(Collection entries)
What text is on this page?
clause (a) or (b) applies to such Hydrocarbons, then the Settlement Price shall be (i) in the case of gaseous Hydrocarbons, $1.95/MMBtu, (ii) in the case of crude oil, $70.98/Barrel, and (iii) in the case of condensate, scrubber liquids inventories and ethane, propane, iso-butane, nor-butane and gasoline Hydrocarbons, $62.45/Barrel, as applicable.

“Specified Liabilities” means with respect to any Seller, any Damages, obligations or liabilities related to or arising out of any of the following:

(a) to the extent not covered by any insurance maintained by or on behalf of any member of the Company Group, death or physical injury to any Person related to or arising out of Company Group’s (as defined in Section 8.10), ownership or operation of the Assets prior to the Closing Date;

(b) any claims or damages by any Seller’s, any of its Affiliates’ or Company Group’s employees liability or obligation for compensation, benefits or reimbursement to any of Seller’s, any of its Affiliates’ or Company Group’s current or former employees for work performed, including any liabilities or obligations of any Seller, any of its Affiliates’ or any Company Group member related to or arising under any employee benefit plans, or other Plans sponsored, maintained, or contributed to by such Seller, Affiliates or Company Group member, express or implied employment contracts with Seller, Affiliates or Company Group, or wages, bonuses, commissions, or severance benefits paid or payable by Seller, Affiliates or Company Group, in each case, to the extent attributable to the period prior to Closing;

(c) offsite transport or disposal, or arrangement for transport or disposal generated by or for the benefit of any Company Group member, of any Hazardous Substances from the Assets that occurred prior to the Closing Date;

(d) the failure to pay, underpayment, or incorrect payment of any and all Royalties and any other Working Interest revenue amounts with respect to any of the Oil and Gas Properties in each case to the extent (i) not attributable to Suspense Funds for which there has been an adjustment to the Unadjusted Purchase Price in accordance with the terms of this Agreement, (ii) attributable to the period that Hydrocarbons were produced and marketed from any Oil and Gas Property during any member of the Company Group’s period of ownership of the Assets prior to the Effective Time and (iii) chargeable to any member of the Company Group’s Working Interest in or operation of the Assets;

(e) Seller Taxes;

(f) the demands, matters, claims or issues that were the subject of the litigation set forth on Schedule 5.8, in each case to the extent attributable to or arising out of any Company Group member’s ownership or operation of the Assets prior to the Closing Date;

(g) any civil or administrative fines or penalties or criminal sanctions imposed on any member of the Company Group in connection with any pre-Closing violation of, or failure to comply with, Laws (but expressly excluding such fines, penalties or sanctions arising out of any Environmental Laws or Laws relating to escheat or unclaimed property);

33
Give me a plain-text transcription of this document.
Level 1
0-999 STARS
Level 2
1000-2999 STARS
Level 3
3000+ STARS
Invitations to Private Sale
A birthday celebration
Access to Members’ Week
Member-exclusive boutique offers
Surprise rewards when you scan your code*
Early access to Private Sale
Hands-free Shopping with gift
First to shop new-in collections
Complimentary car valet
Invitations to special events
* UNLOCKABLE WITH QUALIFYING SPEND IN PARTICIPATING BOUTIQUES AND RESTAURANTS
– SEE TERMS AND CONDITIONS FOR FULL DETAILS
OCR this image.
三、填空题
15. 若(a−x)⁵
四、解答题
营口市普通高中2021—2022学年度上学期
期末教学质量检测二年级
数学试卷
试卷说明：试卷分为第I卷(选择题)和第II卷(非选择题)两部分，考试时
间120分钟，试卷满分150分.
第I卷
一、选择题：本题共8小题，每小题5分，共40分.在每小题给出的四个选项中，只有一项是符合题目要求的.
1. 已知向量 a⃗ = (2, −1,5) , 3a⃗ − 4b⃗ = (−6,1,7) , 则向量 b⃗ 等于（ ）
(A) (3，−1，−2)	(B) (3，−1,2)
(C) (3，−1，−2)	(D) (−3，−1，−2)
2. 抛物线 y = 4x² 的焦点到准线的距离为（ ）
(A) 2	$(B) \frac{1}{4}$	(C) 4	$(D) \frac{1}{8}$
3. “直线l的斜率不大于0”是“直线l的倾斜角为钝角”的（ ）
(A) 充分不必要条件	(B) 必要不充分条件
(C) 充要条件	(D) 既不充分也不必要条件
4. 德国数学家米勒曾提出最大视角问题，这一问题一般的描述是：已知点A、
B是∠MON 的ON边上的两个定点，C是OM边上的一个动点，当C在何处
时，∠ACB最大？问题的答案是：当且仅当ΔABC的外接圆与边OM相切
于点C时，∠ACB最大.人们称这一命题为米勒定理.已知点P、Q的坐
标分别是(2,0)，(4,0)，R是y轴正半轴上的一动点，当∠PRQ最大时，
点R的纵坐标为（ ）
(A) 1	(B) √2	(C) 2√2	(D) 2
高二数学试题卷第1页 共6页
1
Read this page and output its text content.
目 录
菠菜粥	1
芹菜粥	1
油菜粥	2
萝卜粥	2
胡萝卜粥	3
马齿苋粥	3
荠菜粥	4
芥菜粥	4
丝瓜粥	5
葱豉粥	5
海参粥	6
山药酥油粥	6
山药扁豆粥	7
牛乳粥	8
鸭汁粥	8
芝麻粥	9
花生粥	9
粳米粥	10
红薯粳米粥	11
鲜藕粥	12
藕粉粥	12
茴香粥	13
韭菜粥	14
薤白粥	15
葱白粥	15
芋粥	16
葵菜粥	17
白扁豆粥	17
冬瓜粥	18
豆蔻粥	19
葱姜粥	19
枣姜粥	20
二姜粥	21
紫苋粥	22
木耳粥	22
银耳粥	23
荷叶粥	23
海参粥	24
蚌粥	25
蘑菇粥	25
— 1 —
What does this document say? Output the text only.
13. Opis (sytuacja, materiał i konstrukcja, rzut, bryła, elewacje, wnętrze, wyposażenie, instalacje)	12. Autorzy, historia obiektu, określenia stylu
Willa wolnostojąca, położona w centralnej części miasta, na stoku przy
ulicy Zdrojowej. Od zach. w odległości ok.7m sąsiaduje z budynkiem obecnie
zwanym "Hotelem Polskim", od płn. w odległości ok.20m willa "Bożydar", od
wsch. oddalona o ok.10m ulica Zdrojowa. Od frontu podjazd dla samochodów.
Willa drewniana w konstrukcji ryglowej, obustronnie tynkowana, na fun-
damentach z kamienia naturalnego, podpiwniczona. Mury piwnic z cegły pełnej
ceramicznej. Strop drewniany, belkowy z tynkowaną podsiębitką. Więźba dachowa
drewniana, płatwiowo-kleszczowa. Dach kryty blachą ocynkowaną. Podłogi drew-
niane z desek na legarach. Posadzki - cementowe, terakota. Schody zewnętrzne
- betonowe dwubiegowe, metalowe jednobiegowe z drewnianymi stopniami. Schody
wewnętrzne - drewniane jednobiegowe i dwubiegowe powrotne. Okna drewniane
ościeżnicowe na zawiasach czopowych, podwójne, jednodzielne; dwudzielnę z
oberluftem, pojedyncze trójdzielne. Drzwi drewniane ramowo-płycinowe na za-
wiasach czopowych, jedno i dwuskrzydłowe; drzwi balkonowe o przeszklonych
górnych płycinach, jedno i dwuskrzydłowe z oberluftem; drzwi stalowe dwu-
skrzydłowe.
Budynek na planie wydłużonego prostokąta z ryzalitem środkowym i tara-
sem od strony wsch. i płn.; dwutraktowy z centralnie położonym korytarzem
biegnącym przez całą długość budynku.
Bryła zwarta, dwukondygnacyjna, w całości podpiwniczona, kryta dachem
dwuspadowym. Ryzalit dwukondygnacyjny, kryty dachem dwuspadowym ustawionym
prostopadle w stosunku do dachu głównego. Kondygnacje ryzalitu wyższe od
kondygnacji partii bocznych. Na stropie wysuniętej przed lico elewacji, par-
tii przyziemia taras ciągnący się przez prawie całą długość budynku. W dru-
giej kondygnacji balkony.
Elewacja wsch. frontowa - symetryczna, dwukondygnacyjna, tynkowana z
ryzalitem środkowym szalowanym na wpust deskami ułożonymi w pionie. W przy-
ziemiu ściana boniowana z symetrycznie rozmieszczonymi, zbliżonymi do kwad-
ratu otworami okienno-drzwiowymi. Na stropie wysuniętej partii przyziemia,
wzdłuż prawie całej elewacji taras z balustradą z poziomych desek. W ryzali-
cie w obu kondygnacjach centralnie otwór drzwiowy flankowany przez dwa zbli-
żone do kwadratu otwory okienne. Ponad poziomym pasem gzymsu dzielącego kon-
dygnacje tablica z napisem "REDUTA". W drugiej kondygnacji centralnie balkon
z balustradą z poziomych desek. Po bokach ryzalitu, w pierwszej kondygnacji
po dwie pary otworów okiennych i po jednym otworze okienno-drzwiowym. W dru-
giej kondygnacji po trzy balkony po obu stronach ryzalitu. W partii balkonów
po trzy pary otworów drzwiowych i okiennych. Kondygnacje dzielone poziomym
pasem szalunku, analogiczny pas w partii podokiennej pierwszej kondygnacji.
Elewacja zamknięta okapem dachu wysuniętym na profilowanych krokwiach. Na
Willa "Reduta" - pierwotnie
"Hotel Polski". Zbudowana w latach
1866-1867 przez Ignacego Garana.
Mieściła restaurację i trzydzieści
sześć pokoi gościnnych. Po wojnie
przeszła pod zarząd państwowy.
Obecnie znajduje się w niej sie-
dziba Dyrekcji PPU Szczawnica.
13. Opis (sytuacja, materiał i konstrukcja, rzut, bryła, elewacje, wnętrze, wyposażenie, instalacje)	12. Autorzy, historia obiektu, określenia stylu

Stated goal:
Whichever lines contain the string "Elewacja", select and copy them.

Answer to this exercise:
Elewacja wsch. frontowa - symetryczna, dwukondygnacyjna, tynkowana z
Elewacja zamknięta okapem dachu wysuniętym na profilowanych krokwiach. Na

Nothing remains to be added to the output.